SOURCE RECORDS
# # # # #

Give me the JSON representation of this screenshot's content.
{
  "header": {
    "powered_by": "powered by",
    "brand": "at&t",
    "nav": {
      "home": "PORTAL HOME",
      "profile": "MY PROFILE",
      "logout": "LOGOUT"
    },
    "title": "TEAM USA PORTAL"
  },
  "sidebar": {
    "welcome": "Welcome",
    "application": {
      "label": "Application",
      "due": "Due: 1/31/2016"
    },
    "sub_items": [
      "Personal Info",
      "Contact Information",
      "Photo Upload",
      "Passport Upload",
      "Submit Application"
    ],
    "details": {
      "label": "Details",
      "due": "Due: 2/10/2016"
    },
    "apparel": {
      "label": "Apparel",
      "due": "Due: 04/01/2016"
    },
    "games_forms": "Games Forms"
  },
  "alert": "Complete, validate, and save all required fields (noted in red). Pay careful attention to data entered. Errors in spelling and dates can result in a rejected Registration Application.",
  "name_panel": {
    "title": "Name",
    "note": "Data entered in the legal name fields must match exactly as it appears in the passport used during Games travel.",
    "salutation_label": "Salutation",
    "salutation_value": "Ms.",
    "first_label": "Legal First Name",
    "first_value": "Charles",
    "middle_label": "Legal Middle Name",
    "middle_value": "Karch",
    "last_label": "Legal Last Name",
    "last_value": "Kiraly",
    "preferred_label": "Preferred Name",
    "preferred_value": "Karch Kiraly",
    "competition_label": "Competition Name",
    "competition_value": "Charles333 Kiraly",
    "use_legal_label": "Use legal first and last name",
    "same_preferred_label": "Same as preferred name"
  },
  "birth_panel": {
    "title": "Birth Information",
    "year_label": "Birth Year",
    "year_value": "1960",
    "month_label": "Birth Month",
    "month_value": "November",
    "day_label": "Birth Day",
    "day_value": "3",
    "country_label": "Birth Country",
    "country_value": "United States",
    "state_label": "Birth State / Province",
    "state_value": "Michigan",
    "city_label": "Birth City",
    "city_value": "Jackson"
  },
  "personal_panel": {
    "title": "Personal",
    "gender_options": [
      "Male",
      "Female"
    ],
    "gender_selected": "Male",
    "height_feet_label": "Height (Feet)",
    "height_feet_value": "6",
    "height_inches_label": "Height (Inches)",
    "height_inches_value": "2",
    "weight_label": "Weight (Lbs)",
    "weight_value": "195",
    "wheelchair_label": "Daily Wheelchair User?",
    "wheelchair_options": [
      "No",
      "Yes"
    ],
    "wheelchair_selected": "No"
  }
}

# # # # #

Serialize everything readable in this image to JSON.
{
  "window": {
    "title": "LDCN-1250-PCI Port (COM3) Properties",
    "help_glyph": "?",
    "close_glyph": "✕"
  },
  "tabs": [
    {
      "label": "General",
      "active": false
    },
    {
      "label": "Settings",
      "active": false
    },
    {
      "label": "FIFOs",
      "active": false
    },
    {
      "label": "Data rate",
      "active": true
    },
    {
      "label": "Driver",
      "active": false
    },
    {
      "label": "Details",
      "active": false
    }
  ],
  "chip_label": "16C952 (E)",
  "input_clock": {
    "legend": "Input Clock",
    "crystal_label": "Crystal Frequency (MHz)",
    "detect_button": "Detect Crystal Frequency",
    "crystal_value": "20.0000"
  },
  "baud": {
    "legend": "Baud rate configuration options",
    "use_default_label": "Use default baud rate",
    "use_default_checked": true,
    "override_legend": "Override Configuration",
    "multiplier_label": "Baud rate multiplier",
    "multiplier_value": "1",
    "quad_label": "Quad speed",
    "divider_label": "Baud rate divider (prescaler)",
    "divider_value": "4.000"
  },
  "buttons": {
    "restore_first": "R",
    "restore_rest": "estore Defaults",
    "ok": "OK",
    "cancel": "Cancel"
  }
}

# # # # #

Looking at the listing above, count the lines that contain "Karch" and give nothing but the number.

2